## Collected data entries
--- begin ---
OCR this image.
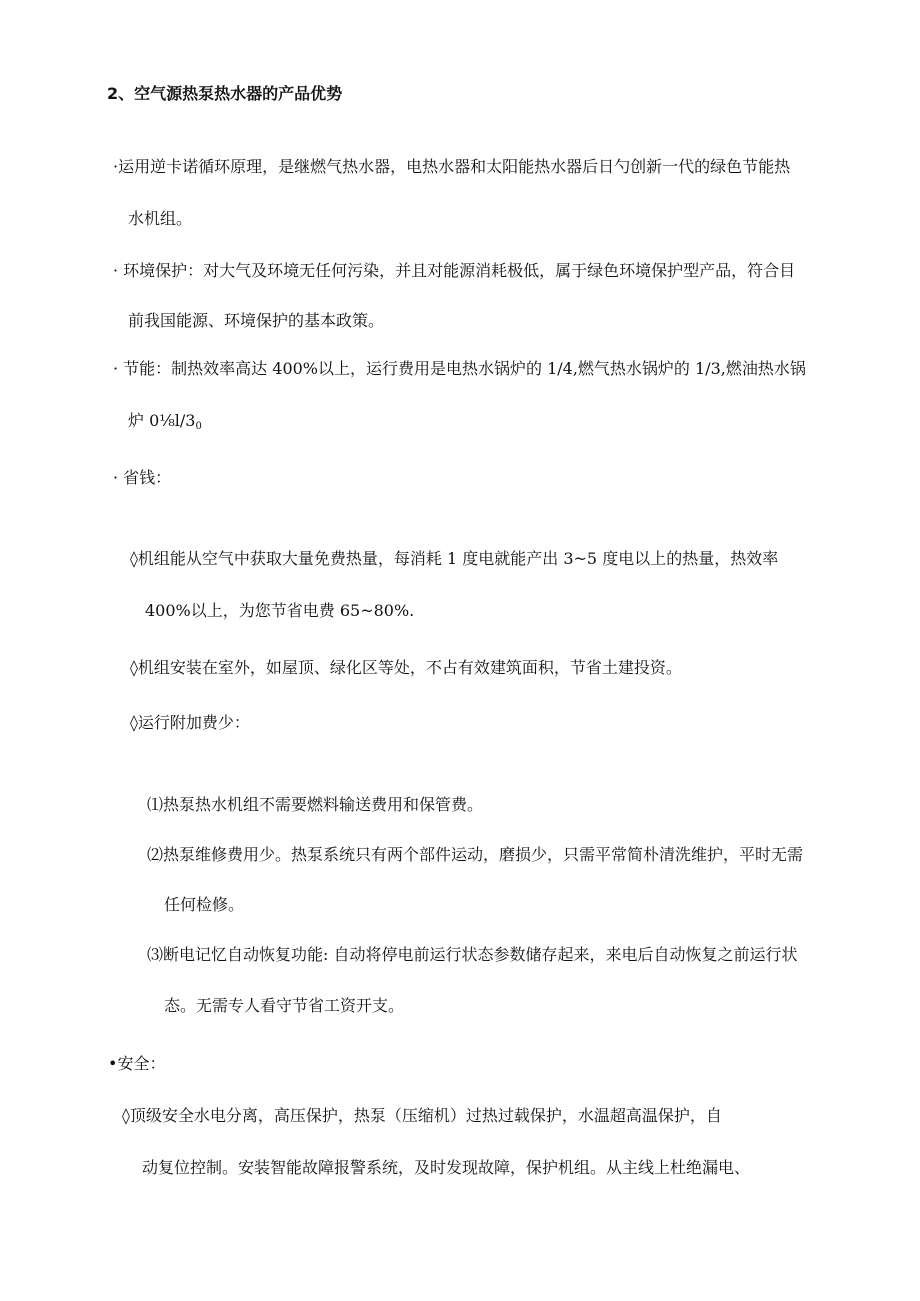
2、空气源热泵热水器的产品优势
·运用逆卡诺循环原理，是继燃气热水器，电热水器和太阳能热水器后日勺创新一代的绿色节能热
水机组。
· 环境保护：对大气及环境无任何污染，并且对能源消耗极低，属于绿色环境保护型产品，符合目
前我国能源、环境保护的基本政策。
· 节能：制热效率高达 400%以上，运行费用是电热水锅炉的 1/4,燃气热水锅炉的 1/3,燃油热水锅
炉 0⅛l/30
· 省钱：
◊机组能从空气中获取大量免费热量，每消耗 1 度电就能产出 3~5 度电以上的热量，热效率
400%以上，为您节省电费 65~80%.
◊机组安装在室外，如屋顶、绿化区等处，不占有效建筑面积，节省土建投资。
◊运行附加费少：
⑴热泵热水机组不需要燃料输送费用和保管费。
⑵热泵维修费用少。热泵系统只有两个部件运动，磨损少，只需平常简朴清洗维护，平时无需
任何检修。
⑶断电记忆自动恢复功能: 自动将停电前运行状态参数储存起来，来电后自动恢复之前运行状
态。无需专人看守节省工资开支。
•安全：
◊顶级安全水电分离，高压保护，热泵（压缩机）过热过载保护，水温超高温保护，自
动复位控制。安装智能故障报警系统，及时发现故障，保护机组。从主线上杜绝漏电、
--- end ---
## Aim
Print every entry above again without changing a word, and omit the pictures.

## Answer to this problem
OCR this image.
2、空气源热泵热水器的产品优势
·运用逆卡诺循环原理，是继燃气热水器，电热水器和太阳能热水器后日勺创新一代的绿色节能热
水机组。
· 环境保护：对大气及环境无任何污染，并且对能源消耗极低，属于绿色环境保护型产品，符合目
前我国能源、环境保护的基本政策。
· 节能：制热效率高达 400%以上，运行费用是电热水锅炉的 1/4,燃气热水锅炉的 1/3,燃油热水锅
炉 0⅛l/30
· 省钱：
◊机组能从空气中获取大量免费热量，每消耗 1 度电就能产出 3~5 度电以上的热量，热效率
400%以上，为您节省电费 65~80%.
◊机组安装在室外，如屋顶、绿化区等处，不占有效建筑面积，节省土建投资。
◊运行附加费少：
⑴热泵热水机组不需要燃料输送费用和保管费。
⑵热泵维修费用少。热泵系统只有两个部件运动，磨损少，只需平常简朴清洗维护，平时无需
任何检修。
⑶断电记忆自动恢复功能: 自动将停电前运行状态参数储存起来，来电后自动恢复之前运行状
态。无需专人看守节省工资开支。
•安全：
◊顶级安全水电分离，高压保护，热泵（压缩机）过热过载保护，水温超高温保护，自
动复位控制。安装智能故障报警系统，及时发现故障，保护机组。从主线上杜绝漏电、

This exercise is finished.